Records from a dataset
--- BEGIN ---

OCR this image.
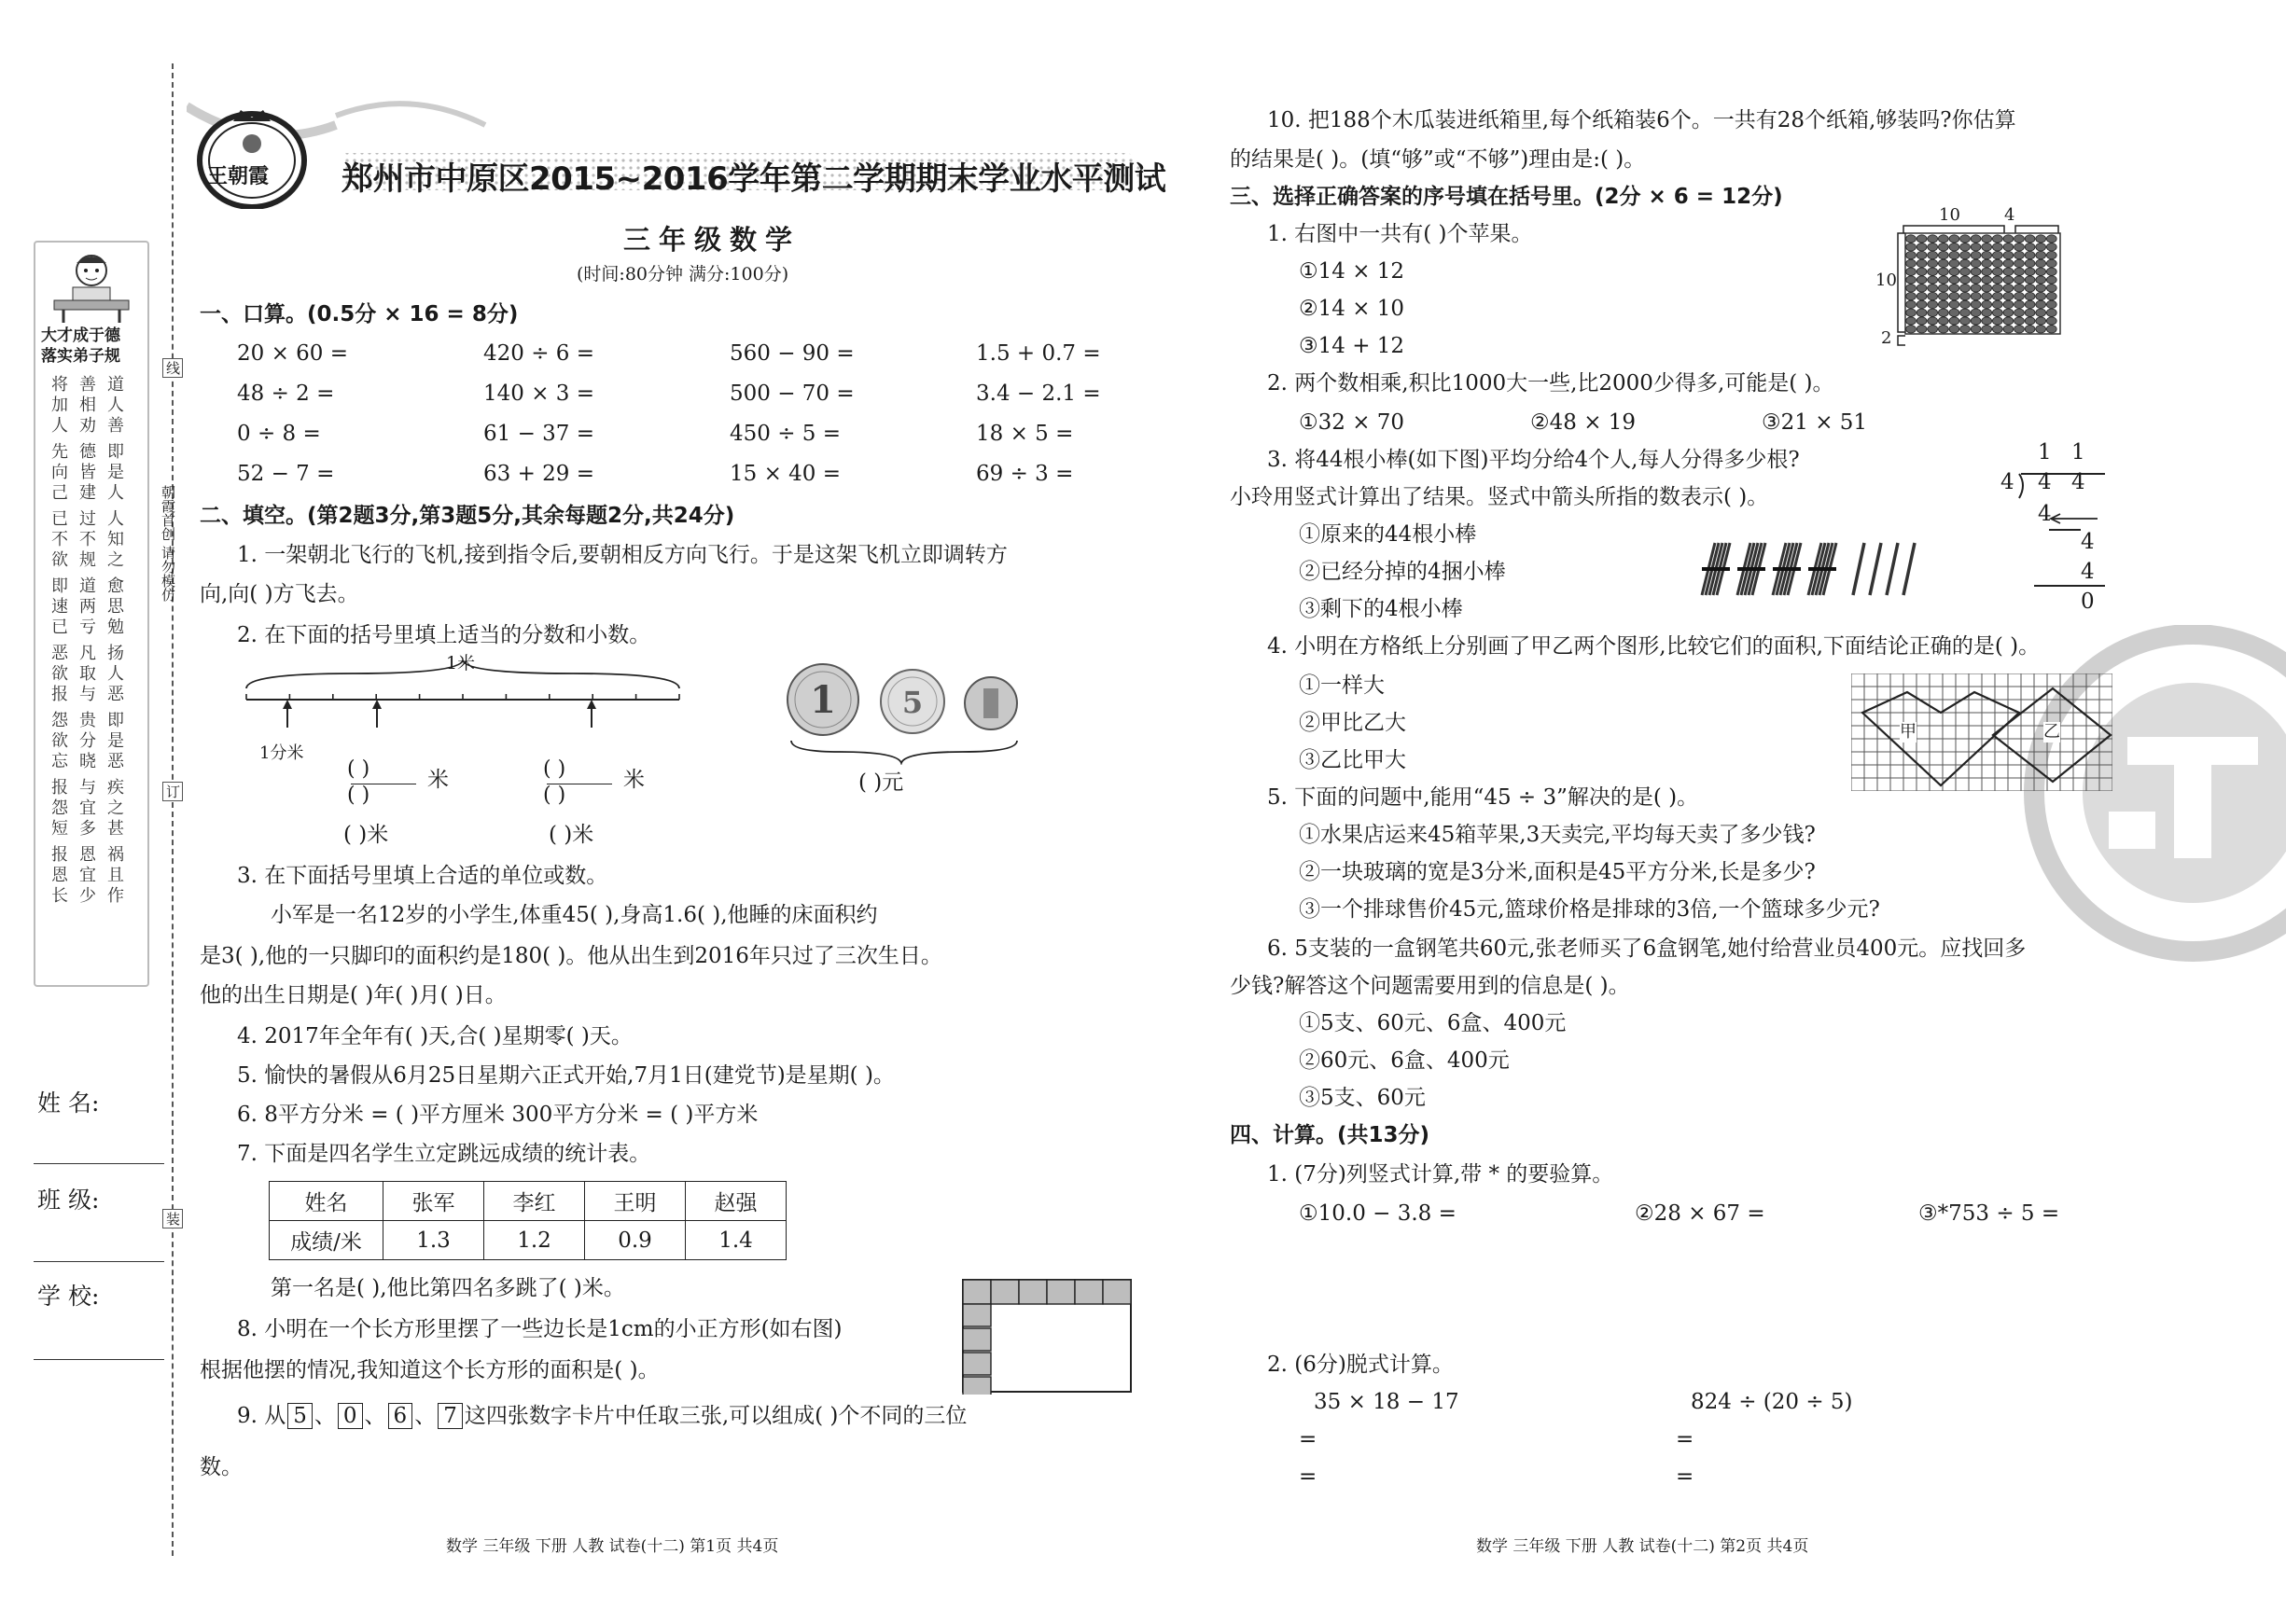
大才成于德
落实弟子规
将善道
加相人
人劝善
先德即
向皆是
己建人
已过人
不不知
欲规之
即道愈
速两思
已亏勉
恶凡扬
欲取人
报与恶
怨贵即
欲分是
忘晓恶
报与疾
怨宜之
短多甚
报恩祸
恩宜且
长少作
姓 名:
班 级:
学 校:
线
朝霞首创 请勿模仿
订
装
王朝霞 郑州市中原区2015~2016学年第二学期期末学业水平测试
三年级数学
(时间:80分钟 满分:100分)
一、口算。(0.5分 × 16 = 8分)
20 × 60 =	420 ÷ 6 =	560 − 90 =	1.5 + 0.7 =
48 ÷ 2 =	140 × 3 =	500 − 70 =	3.4 − 2.1 =
0 ÷ 8 =	61 − 37 =	450 ÷ 5 =	18 × 5 =
52 − 7 =	63 + 29 =	15 × 40 =	69 ÷ 3 =
二、填空。(第2题3分,第3题5分,其余每题2分,共24分)
1. 一架朝北飞行的飞机,接到指令后,要朝相反方向飞行。于是这架飞机立即调转方
向,向( )方飞去。
2. 在下面的括号里填上适当的分数和小数。
1米
1分米
( )
( )
米	( )
( )
米
( )米	( )米
1 5
( )元
3. 在下面括号里填上合适的单位或数。
小军是一名12岁的小学生,体重45( ),身高1.6( ),他睡的床面积约
是3( ),他的一只脚印的面积约是180( )。他从出生到2016年只过了三次生日。
他的出生日期是( )年( )月( )日。
4. 2017年全年有( )天,合( )星期零( )天。
5. 愉快的暑假从6月25日星期六正式开始,7月1日(建党节)是星期( )。
6. 8平方分米 = ( )平方厘米 300平方分米 = ( )平方米
7. 下面是四名学生立定跳远成绩的统计表。
姓名	张军	李红	王明	赵强
成绩/米	1.3	1.2	0.9	1.4
第一名是( ),他比第四名多跳了( )米。
8. 小明在一个长方形里摆了一些边长是1cm的小正方形(如右图)
根据他摆的情况,我知道这个长方形的面积是( )。
9. 从 5 、 0 、 6 、 7 这四张数字卡片中任取三张,可以组成( )个不同的三位
数。
数学 三年级 下册 人教 试卷(十二) 第1页 共4页
10. 把188个木瓜装进纸箱里,每个纸箱装6个。一共有28个纸箱,够装吗?你估算
的结果是( )。(填“够”或“不够”)理由是:( )。
三、选择正确答案的序号填在括号里。(2分 × 6 = 12分)
1. 右图中一共有( )个苹果。
①14 × 12
②14 × 10
③14 + 12
10	4
10
2
2. 两个数相乘,积比1000大一些,比2000少得多,可能是( )。
①32 × 70	②48 × 19	③21 × 51
3. 将44根小棒(如下图)平均分给4个人,每人分得多少根?
小玲用竖式计算出了结果。竖式中箭头所指的数表示( )。
①原来的44根小棒
②已经分掉的4捆小棒
③剩下的4根小棒
1 1
4 4 4
4
4
4
0
4. 小明在方格纸上分别画了甲乙两个图形,比较它们的面积,下面结论正确的是( )。
①一样大
②甲比乙大
③乙比甲大
甲	乙
5. 下面的问题中,能用“45 ÷ 3”解决的是( )。
①水果店运来45箱苹果,3天卖完,平均每天卖了多少钱?
②一块玻璃的宽是3分米,面积是45平方分米,长是多少?
③一个排球售价45元,篮球价格是排球的3倍,一个篮球多少元?
6. 5支装的一盒钢笔共60元,张老师买了6盒钢笔,她付给营业员400元。应找回多
少钱?解答这个问题需要用到的信息是( )。
①5支、60元、6盒、400元
②60元、6盒、400元
③5支、60元
四、计算。(共13分)
1. (7分)列竖式计算,带 * 的要验算。
①10.0 − 3.8 =	②28 × 67 =	③*753 ÷ 5 =
2. (6分)脱式计算。
35 × 18 − 17	824 ÷ (20 ÷ 5)
=
=
=
=
数学 三年级 下册 人教 试卷(十二) 第2页 共4页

--- END ---

## SHORT TASK:
Set the pictures aside and transcribe the data above exactly.

## EXERCISE ANSWER:
OCR this image.
大才成于德
落实弟子规
将善道
加相人
人劝善
先德即
向皆是
己建人
已过人
不不知
欲规之
即道愈
速两思
已亏勉
恶凡扬
欲取人
报与恶
怨贵即
欲分是
忘晓恶
报与疾
怨宜之
短多甚
报恩祸
恩宜且
长少作
姓 名:
班 级:
学 校:
线
朝霞首创 请勿模仿
订
装
王朝霞 郑州市中原区2015~2016学年第二学期期末学业水平测试
三年级数学
(时间:80分钟 满分:100分)
一、口算。(0.5分 × 16 = 8分)
20 × 60 =	420 ÷ 6 =	560 − 90 =	1.5 + 0.7 =
48 ÷ 2 =	140 × 3 =	500 − 70 =	3.4 − 2.1 =
0 ÷ 8 =	61 − 37 =	450 ÷ 5 =	18 × 5 =
52 − 7 =	63 + 29 =	15 × 40 =	69 ÷ 3 =
二、填空。(第2题3分,第3题5分,其余每题2分,共24分)
1. 一架朝北飞行的飞机,接到指令后,要朝相反方向飞行。于是这架飞机立即调转方
向,向( )方飞去。
2. 在下面的括号里填上适当的分数和小数。
1米
1分米
( )
( )
米	( )
( )
米
( )米	( )米
1 5
( )元
3. 在下面括号里填上合适的单位或数。
小军是一名12岁的小学生,体重45( ),身高1.6( ),他睡的床面积约
是3( ),他的一只脚印的面积约是180( )。他从出生到2016年只过了三次生日。
他的出生日期是( )年( )月( )日。
4. 2017年全年有( )天,合( )星期零( )天。
5. 愉快的暑假从6月25日星期六正式开始,7月1日(建党节)是星期( )。
6. 8平方分米 = ( )平方厘米 300平方分米 = ( )平方米
7. 下面是四名学生立定跳远成绩的统计表。
姓名	张军	李红	王明	赵强
成绩/米	1.3	1.2	0.9	1.4
第一名是( ),他比第四名多跳了( )米。
8. 小明在一个长方形里摆了一些边长是1cm的小正方形(如右图)
根据他摆的情况,我知道这个长方形的面积是( )。
9. 从 5 、 0 、 6 、 7 这四张数字卡片中任取三张,可以组成( )个不同的三位
数。
数学 三年级 下册 人教 试卷(十二) 第1页 共4页
10. 把188个木瓜装进纸箱里,每个纸箱装6个。一共有28个纸箱,够装吗?你估算
的结果是( )。(填“够”或“不够”)理由是:( )。
三、选择正确答案的序号填在括号里。(2分 × 6 = 12分)
1. 右图中一共有( )个苹果。
①14 × 12
②14 × 10
③14 + 12
10	4
10
2
2. 两个数相乘,积比1000大一些,比2000少得多,可能是( )。
①32 × 70	②48 × 19	③21 × 51
3. 将44根小棒(如下图)平均分给4个人,每人分得多少根?
小玲用竖式计算出了结果。竖式中箭头所指的数表示( )。
①原来的44根小棒
②已经分掉的4捆小棒
③剩下的4根小棒
1 1
4 4 4
4
4
4
0
4. 小明在方格纸上分别画了甲乙两个图形,比较它们的面积,下面结论正确的是( )。
①一样大
②甲比乙大
③乙比甲大
甲	乙
5. 下面的问题中,能用“45 ÷ 3”解决的是( )。
①水果店运来45箱苹果,3天卖完,平均每天卖了多少钱?
②一块玻璃的宽是3分米,面积是45平方分米,长是多少?
③一个排球售价45元,篮球价格是排球的3倍,一个篮球多少元?
6. 5支装的一盒钢笔共60元,张老师买了6盒钢笔,她付给营业员400元。应找回多
少钱?解答这个问题需要用到的信息是( )。
①5支、60元、6盒、400元
②60元、6盒、400元
③5支、60元
四、计算。(共13分)
1. (7分)列竖式计算,带 * 的要验算。
①10.0 − 3.8 =	②28 × 67 =	③*753 ÷ 5 =
2. (6分)脱式计算。
35 × 18 − 17	824 ÷ (20 ÷ 5)
=
=
=
=
数学 三年级 下册 人教 试卷(十二) 第2页 共4页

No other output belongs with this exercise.